* START *

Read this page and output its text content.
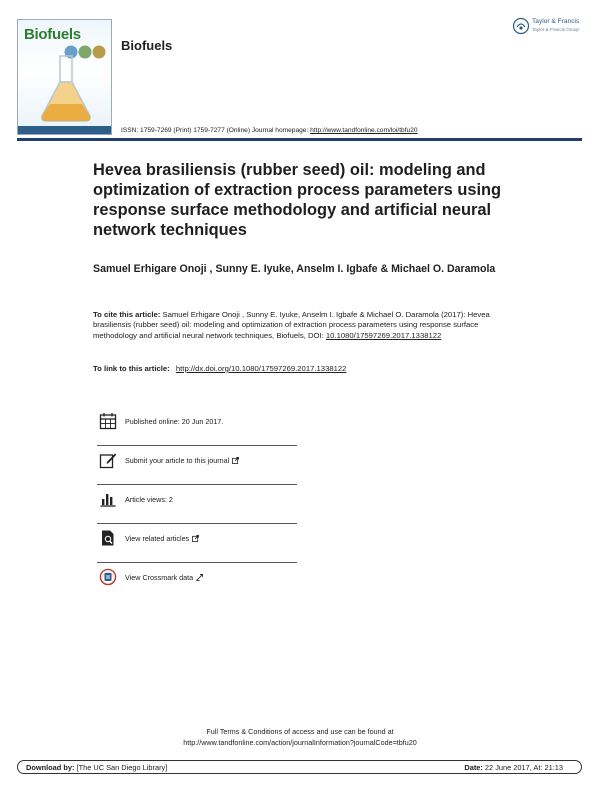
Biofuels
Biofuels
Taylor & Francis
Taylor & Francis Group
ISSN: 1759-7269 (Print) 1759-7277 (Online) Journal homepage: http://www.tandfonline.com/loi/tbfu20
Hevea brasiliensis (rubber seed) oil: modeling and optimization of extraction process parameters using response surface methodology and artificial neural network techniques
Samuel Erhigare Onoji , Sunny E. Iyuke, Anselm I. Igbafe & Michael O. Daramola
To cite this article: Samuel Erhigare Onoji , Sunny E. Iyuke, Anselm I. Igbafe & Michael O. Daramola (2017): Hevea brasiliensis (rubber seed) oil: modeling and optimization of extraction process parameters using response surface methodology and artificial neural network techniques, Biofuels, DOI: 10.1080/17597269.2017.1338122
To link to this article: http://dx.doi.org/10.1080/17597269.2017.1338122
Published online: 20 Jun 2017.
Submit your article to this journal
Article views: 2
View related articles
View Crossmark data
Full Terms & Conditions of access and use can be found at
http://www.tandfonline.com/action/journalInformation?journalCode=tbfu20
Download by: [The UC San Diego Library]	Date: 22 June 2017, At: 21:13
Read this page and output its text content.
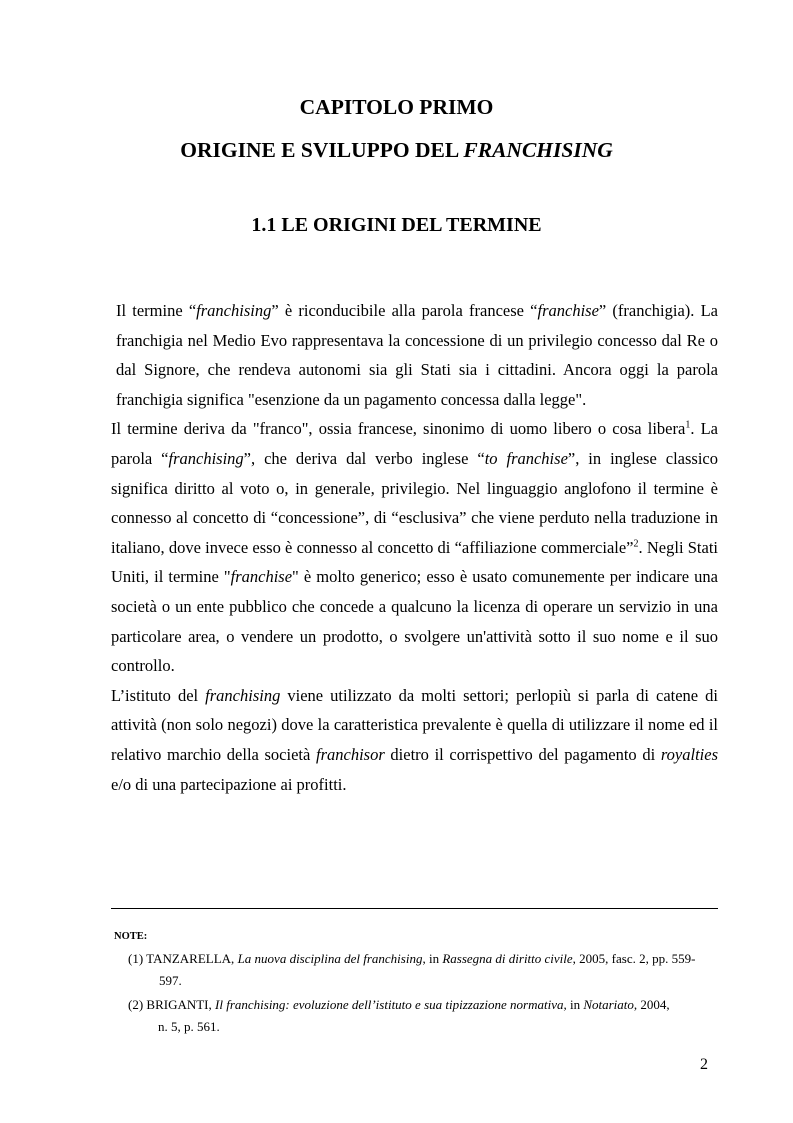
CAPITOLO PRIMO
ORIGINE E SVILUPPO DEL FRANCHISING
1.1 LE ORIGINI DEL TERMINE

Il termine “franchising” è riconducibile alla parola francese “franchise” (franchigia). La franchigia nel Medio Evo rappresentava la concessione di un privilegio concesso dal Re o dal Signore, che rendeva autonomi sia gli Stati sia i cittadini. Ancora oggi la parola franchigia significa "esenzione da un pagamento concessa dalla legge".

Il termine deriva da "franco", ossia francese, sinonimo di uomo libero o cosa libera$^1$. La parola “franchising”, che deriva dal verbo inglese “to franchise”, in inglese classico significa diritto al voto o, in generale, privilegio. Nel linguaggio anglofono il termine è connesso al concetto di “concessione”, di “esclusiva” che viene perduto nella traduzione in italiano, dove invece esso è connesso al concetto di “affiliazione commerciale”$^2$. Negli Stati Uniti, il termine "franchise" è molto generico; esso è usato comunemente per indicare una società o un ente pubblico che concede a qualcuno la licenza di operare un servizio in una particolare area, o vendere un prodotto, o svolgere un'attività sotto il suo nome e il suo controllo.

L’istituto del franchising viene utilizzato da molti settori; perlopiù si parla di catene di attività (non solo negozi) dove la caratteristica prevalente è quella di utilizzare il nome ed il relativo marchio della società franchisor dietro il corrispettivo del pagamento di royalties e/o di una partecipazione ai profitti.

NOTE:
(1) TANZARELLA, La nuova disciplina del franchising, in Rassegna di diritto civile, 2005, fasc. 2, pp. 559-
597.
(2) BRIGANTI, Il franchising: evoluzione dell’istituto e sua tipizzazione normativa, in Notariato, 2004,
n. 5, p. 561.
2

* END *

> WHAT IS ASKED
In the records above, how many lines include the string "Francis"? Answer with only the number.

> FULL ANSWER
2